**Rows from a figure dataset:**
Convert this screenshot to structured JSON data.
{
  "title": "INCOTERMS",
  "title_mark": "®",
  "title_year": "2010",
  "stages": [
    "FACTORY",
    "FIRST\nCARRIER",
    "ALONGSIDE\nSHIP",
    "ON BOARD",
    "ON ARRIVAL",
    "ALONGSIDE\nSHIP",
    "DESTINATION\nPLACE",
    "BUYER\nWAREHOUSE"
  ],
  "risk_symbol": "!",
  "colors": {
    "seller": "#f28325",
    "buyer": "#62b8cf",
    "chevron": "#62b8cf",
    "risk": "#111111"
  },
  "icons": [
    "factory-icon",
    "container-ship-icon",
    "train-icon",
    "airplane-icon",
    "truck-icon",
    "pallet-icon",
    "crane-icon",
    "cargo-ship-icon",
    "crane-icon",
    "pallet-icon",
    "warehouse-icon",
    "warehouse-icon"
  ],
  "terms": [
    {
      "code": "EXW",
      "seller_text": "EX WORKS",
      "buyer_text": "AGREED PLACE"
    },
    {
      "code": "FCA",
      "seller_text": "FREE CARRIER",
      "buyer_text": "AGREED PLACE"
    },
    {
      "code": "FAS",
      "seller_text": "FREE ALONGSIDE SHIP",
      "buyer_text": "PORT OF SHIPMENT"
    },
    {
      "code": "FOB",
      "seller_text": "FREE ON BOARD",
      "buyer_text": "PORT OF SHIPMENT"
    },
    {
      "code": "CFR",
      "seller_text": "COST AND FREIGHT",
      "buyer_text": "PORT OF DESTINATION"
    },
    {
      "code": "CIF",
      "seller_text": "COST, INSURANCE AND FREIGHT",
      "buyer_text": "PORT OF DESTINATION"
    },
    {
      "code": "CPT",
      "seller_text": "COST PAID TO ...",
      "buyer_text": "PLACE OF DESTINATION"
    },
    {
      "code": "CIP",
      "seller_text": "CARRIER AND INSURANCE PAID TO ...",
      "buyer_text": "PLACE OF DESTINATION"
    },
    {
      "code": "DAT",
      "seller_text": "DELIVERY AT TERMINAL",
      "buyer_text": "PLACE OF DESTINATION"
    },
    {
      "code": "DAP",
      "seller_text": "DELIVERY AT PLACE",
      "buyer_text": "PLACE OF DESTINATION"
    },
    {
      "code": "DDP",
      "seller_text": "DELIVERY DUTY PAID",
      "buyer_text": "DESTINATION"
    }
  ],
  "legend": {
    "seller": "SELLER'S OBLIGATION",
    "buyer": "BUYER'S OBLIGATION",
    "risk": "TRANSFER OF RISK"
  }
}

**Given request:**
Provide an exact reproduction of all the entries shown above.

**Exercise output:**
Convert this screenshot to structured JSON data.
{
  "title": "INCOTERMS",
  "title_mark": "®",
  "title_year": "2010",
  "stages": [
    "FACTORY",
    "FIRST\nCARRIER",
    "ALONGSIDE\nSHIP",
    "ON BOARD",
    "ON ARRIVAL",
    "ALONGSIDE\nSHIP",
    "DESTINATION\nPLACE",
    "BUYER\nWAREHOUSE"
  ],
  "risk_symbol": "!",
  "colors": {
    "seller": "#f28325",
    "buyer": "#62b8cf",
    "chevron": "#62b8cf",
    "risk": "#111111"
  },
  "icons": [
    "factory-icon",
    "container-ship-icon",
    "train-icon",
    "airplane-icon",
    "truck-icon",
    "pallet-icon",
    "crane-icon",
    "cargo-ship-icon",
    "crane-icon",
    "pallet-icon",
    "warehouse-icon",
    "warehouse-icon"
  ],
  "terms": [
    {
      "code": "EXW",
      "seller_text": "EX WORKS",
      "buyer_text": "AGREED PLACE"
    },
    {
      "code": "FCA",
      "seller_text": "FREE CARRIER",
      "buyer_text": "AGREED PLACE"
    },
    {
      "code": "FAS",
      "seller_text": "FREE ALONGSIDE SHIP",
      "buyer_text": "PORT OF SHIPMENT"
    },
    {
      "code": "FOB",
      "seller_text": "FREE ON BOARD",
      "buyer_text": "PORT OF SHIPMENT"
    },
    {
      "code": "CFR",
      "seller_text": "COST AND FREIGHT",
      "buyer_text": "PORT OF DESTINATION"
    },
    {
      "code": "CIF",
      "seller_text": "COST, INSURANCE AND FREIGHT",
      "buyer_text": "PORT OF DESTINATION"
    },
    {
      "code": "CPT",
      "seller_text": "COST PAID TO ...",
      "buyer_text": "PLACE OF DESTINATION"
    },
    {
      "code": "CIP",
      "seller_text": "CARRIER AND INSURANCE PAID TO ...",
      "buyer_text": "PLACE OF DESTINATION"
    },
    {
      "code": "DAT",
      "seller_text": "DELIVERY AT TERMINAL",
      "buyer_text": "PLACE OF DESTINATION"
    },
    {
      "code": "DAP",
      "seller_text": "DELIVERY AT PLACE",
      "buyer_text": "PLACE OF DESTINATION"
    },
    {
      "code": "DDP",
      "seller_text": "DELIVERY DUTY PAID",
      "buyer_text": "DESTINATION"
    }
  ],
  "legend": {
    "seller": "SELLER'S OBLIGATION",
    "buyer": "BUYER'S OBLIGATION",
    "risk": "TRANSFER OF RISK"
  }
}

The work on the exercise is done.